Leave no picture in, and give every entry again exactly.

►

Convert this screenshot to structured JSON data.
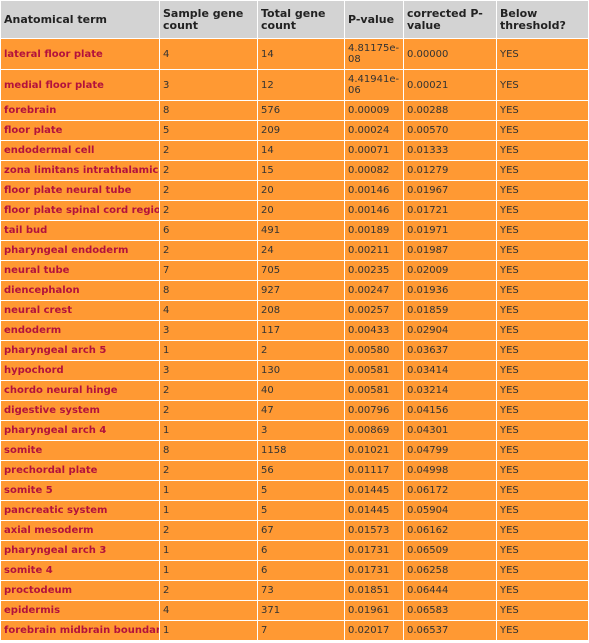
{
  "table": {
    "headers": [
      "Anatomical term",
      "Sample gene count",
      "Total gene count",
      "P-value",
      "corrected P-value",
      "Below threshold?"
    ],
    "rows": [
      {
        "term": "lateral floor plate",
        "sample": "4",
        "total": "14",
        "p": "4.81175e-08",
        "corrected": "0.00000",
        "below": "YES"
      },
      {
        "term": "medial floor plate",
        "sample": "3",
        "total": "12",
        "p": "4.41941e-06",
        "corrected": "0.00021",
        "below": "YES"
      },
      {
        "term": "forebrain",
        "sample": "8",
        "total": "576",
        "p": "0.00009",
        "corrected": "0.00288",
        "below": "YES"
      },
      {
        "term": "floor plate",
        "sample": "5",
        "total": "209",
        "p": "0.00024",
        "corrected": "0.00570",
        "below": "YES"
      },
      {
        "term": "endodermal cell",
        "sample": "2",
        "total": "14",
        "p": "0.00071",
        "corrected": "0.01333",
        "below": "YES"
      },
      {
        "term": "zona limitans intrathalamica",
        "sample": "2",
        "total": "15",
        "p": "0.00082",
        "corrected": "0.01279",
        "below": "YES"
      },
      {
        "term": "floor plate neural tube",
        "sample": "2",
        "total": "20",
        "p": "0.00146",
        "corrected": "0.01967",
        "below": "YES"
      },
      {
        "term": "floor plate spinal cord region",
        "sample": "2",
        "total": "20",
        "p": "0.00146",
        "corrected": "0.01721",
        "below": "YES"
      },
      {
        "term": "tail bud",
        "sample": "6",
        "total": "491",
        "p": "0.00189",
        "corrected": "0.01971",
        "below": "YES"
      },
      {
        "term": "pharyngeal endoderm",
        "sample": "2",
        "total": "24",
        "p": "0.00211",
        "corrected": "0.01987",
        "below": "YES"
      },
      {
        "term": "neural tube",
        "sample": "7",
        "total": "705",
        "p": "0.00235",
        "corrected": "0.02009",
        "below": "YES"
      },
      {
        "term": "diencephalon",
        "sample": "8",
        "total": "927",
        "p": "0.00247",
        "corrected": "0.01936",
        "below": "YES"
      },
      {
        "term": "neural crest",
        "sample": "4",
        "total": "208",
        "p": "0.00257",
        "corrected": "0.01859",
        "below": "YES"
      },
      {
        "term": "endoderm",
        "sample": "3",
        "total": "117",
        "p": "0.00433",
        "corrected": "0.02904",
        "below": "YES"
      },
      {
        "term": "pharyngeal arch 5",
        "sample": "1",
        "total": "2",
        "p": "0.00580",
        "corrected": "0.03637",
        "below": "YES"
      },
      {
        "term": "hypochord",
        "sample": "3",
        "total": "130",
        "p": "0.00581",
        "corrected": "0.03414",
        "below": "YES"
      },
      {
        "term": "chordo neural hinge",
        "sample": "2",
        "total": "40",
        "p": "0.00581",
        "corrected": "0.03214",
        "below": "YES"
      },
      {
        "term": "digestive system",
        "sample": "2",
        "total": "47",
        "p": "0.00796",
        "corrected": "0.04156",
        "below": "YES"
      },
      {
        "term": "pharyngeal arch 4",
        "sample": "1",
        "total": "3",
        "p": "0.00869",
        "corrected": "0.04301",
        "below": "YES"
      },
      {
        "term": "somite",
        "sample": "8",
        "total": "1158",
        "p": "0.01021",
        "corrected": "0.04799",
        "below": "YES"
      },
      {
        "term": "prechordal plate",
        "sample": "2",
        "total": "56",
        "p": "0.01117",
        "corrected": "0.04998",
        "below": "YES"
      },
      {
        "term": "somite 5",
        "sample": "1",
        "total": "5",
        "p": "0.01445",
        "corrected": "0.06172",
        "below": "YES"
      },
      {
        "term": "pancreatic system",
        "sample": "1",
        "total": "5",
        "p": "0.01445",
        "corrected": "0.05904",
        "below": "YES"
      },
      {
        "term": "axial mesoderm",
        "sample": "2",
        "total": "67",
        "p": "0.01573",
        "corrected": "0.06162",
        "below": "YES"
      },
      {
        "term": "pharyngeal arch 3",
        "sample": "1",
        "total": "6",
        "p": "0.01731",
        "corrected": "0.06509",
        "below": "YES"
      },
      {
        "term": "somite 4",
        "sample": "1",
        "total": "6",
        "p": "0.01731",
        "corrected": "0.06258",
        "below": "YES"
      },
      {
        "term": "proctodeum",
        "sample": "2",
        "total": "73",
        "p": "0.01851",
        "corrected": "0.06444",
        "below": "YES"
      },
      {
        "term": "epidermis",
        "sample": "4",
        "total": "371",
        "p": "0.01961",
        "corrected": "0.06583",
        "below": "YES"
      },
      {
        "term": "forebrain midbrain boundary",
        "sample": "1",
        "total": "7",
        "p": "0.02017",
        "corrected": "0.06537",
        "below": "YES"
      }
    ]
  },
  "colors": {
    "header_bg": "#d3d3d3",
    "row_bg": "#ff9933",
    "term_text": "#b3123c"
  }
}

◄

WORKED SOLUTION ▸
Convert this screenshot to structured JSON data.
{
  "table": {
    "headers": [
      "Anatomical term",
      "Sample gene count",
      "Total gene count",
      "P-value",
      "corrected P-value",
      "Below threshold?"
    ],
    "rows": [
      {
        "term": "lateral floor plate",
        "sample": "4",
        "total": "14",
        "p": "4.81175e-08",
        "corrected": "0.00000",
        "below": "YES"
      },
      {
        "term": "medial floor plate",
        "sample": "3",
        "total": "12",
        "p": "4.41941e-06",
        "corrected": "0.00021",
        "below": "YES"
      },
      {
        "term": "forebrain",
        "sample": "8",
        "total": "576",
        "p": "0.00009",
        "corrected": "0.00288",
        "below": "YES"
      },
      {
        "term": "floor plate",
        "sample": "5",
        "total": "209",
        "p": "0.00024",
        "corrected": "0.00570",
        "below": "YES"
      },
      {
        "term": "endodermal cell",
        "sample": "2",
        "total": "14",
        "p": "0.00071",
        "corrected": "0.01333",
        "below": "YES"
      },
      {
        "term": "zona limitans intrathalamica",
        "sample": "2",
        "total": "15",
        "p": "0.00082",
        "corrected": "0.01279",
        "below": "YES"
      },
      {
        "term": "floor plate neural tube",
        "sample": "2",
        "total": "20",
        "p": "0.00146",
        "corrected": "0.01967",
        "below": "YES"
      },
      {
        "term": "floor plate spinal cord region",
        "sample": "2",
        "total": "20",
        "p": "0.00146",
        "corrected": "0.01721",
        "below": "YES"
      },
      {
        "term": "tail bud",
        "sample": "6",
        "total": "491",
        "p": "0.00189",
        "corrected": "0.01971",
        "below": "YES"
      },
      {
        "term": "pharyngeal endoderm",
        "sample": "2",
        "total": "24",
        "p": "0.00211",
        "corrected": "0.01987",
        "below": "YES"
      },
      {
        "term": "neural tube",
        "sample": "7",
        "total": "705",
        "p": "0.00235",
        "corrected": "0.02009",
        "below": "YES"
      },
      {
        "term": "diencephalon",
        "sample": "8",
        "total": "927",
        "p": "0.00247",
        "corrected": "0.01936",
        "below": "YES"
      },
      {
        "term": "neural crest",
        "sample": "4",
        "total": "208",
        "p": "0.00257",
        "corrected": "0.01859",
        "below": "YES"
      },
      {
        "term": "endoderm",
        "sample": "3",
        "total": "117",
        "p": "0.00433",
        "corrected": "0.02904",
        "below": "YES"
      },
      {
        "term": "pharyngeal arch 5",
        "sample": "1",
        "total": "2",
        "p": "0.00580",
        "corrected": "0.03637",
        "below": "YES"
      },
      {
        "term": "hypochord",
        "sample": "3",
        "total": "130",
        "p": "0.00581",
        "corrected": "0.03414",
        "below": "YES"
      },
      {
        "term": "chordo neural hinge",
        "sample": "2",
        "total": "40",
        "p": "0.00581",
        "corrected": "0.03214",
        "below": "YES"
      },
      {
        "term": "digestive system",
        "sample": "2",
        "total": "47",
        "p": "0.00796",
        "corrected": "0.04156",
        "below": "YES"
      },
      {
        "term": "pharyngeal arch 4",
        "sample": "1",
        "total": "3",
        "p": "0.00869",
        "corrected": "0.04301",
        "below": "YES"
      },
      {
        "term": "somite",
        "sample": "8",
        "total": "1158",
        "p": "0.01021",
        "corrected": "0.04799",
        "below": "YES"
      },
      {
        "term": "prechordal plate",
        "sample": "2",
        "total": "56",
        "p": "0.01117",
        "corrected": "0.04998",
        "below": "YES"
      },
      {
        "term": "somite 5",
        "sample": "1",
        "total": "5",
        "p": "0.01445",
        "corrected": "0.06172",
        "below": "YES"
      },
      {
        "term": "pancreatic system",
        "sample": "1",
        "total": "5",
        "p": "0.01445",
        "corrected": "0.05904",
        "below": "YES"
      },
      {
        "term": "axial mesoderm",
        "sample": "2",
        "total": "67",
        "p": "0.01573",
        "corrected": "0.06162",
        "below": "YES"
      },
      {
        "term": "pharyngeal arch 3",
        "sample": "1",
        "total": "6",
        "p": "0.01731",
        "corrected": "0.06509",
        "below": "YES"
      },
      {
        "term": "somite 4",
        "sample": "1",
        "total": "6",
        "p": "0.01731",
        "corrected": "0.06258",
        "below": "YES"
      },
      {
        "term": "proctodeum",
        "sample": "2",
        "total": "73",
        "p": "0.01851",
        "corrected": "0.06444",
        "below": "YES"
      },
      {
        "term": "epidermis",
        "sample": "4",
        "total": "371",
        "p": "0.01961",
        "corrected": "0.06583",
        "below": "YES"
      },
      {
        "term": "forebrain midbrain boundary",
        "sample": "1",
        "total": "7",
        "p": "0.02017",
        "corrected": "0.06537",
        "below": "YES"
      }
    ]
  },
  "colors": {
    "header_bg": "#d3d3d3",
    "row_bg": "#ff9933",
    "term_text": "#b3123c"
  }
}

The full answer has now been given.